▶ **EXERCISE GOAL**: Every record here needs to be written out again exactly.
------------------------------
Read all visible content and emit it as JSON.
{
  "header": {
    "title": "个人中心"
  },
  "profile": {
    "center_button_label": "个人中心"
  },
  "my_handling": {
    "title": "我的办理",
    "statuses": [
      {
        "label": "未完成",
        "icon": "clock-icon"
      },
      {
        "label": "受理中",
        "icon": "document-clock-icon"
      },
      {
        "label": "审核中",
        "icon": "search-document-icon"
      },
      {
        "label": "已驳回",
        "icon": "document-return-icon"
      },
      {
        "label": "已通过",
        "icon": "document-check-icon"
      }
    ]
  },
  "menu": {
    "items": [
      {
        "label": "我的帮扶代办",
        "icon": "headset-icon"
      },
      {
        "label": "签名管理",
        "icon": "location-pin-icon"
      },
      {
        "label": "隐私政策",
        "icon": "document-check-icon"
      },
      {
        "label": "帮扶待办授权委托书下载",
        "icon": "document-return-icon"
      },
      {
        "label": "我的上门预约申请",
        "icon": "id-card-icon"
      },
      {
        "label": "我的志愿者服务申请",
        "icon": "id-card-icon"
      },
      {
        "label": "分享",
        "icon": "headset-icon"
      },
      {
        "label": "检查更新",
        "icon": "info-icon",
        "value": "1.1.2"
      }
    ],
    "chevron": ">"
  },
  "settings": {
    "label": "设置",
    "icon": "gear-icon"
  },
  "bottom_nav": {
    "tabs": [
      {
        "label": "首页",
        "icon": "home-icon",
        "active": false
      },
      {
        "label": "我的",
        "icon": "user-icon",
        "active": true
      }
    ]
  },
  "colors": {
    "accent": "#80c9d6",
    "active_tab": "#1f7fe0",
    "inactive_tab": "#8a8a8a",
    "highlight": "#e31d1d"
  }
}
------------------------------
▶ **FINISHED EXERCISE**:
Read all visible content and emit it as JSON.
{
  "header": {
    "title": "个人中心"
  },
  "profile": {
    "center_button_label": "个人中心"
  },
  "my_handling": {
    "title": "我的办理",
    "statuses": [
      {
        "label": "未完成",
        "icon": "clock-icon"
      },
      {
        "label": "受理中",
        "icon": "document-clock-icon"
      },
      {
        "label": "审核中",
        "icon": "search-document-icon"
      },
      {
        "label": "已驳回",
        "icon": "document-return-icon"
      },
      {
        "label": "已通过",
        "icon": "document-check-icon"
      }
    ]
  },
  "menu": {
    "items": [
      {
        "label": "我的帮扶代办",
        "icon": "headset-icon"
      },
      {
        "label": "签名管理",
        "icon": "location-pin-icon"
      },
      {
        "label": "隐私政策",
        "icon": "document-check-icon"
      },
      {
        "label": "帮扶待办授权委托书下载",
        "icon": "document-return-icon"
      },
      {
        "label": "我的上门预约申请",
        "icon": "id-card-icon"
      },
      {
        "label": "我的志愿者服务申请",
        "icon": "id-card-icon"
      },
      {
        "label": "分享",
        "icon": "headset-icon"
      },
      {
        "label": "检查更新",
        "icon": "info-icon",
        "value": "1.1.2"
      }
    ],
    "chevron": ">"
  },
  "settings": {
    "label": "设置",
    "icon": "gear-icon"
  },
  "bottom_nav": {
    "tabs": [
      {
        "label": "首页",
        "icon": "home-icon",
        "active": false
      },
      {
        "label": "我的",
        "icon": "user-icon",
        "active": true
      }
    ]
  },
  "colors": {
    "accent": "#80c9d6",
    "active_tab": "#1f7fe0",
    "inactive_tab": "#8a8a8a",
    "highlight": "#e31d1d"
  }
}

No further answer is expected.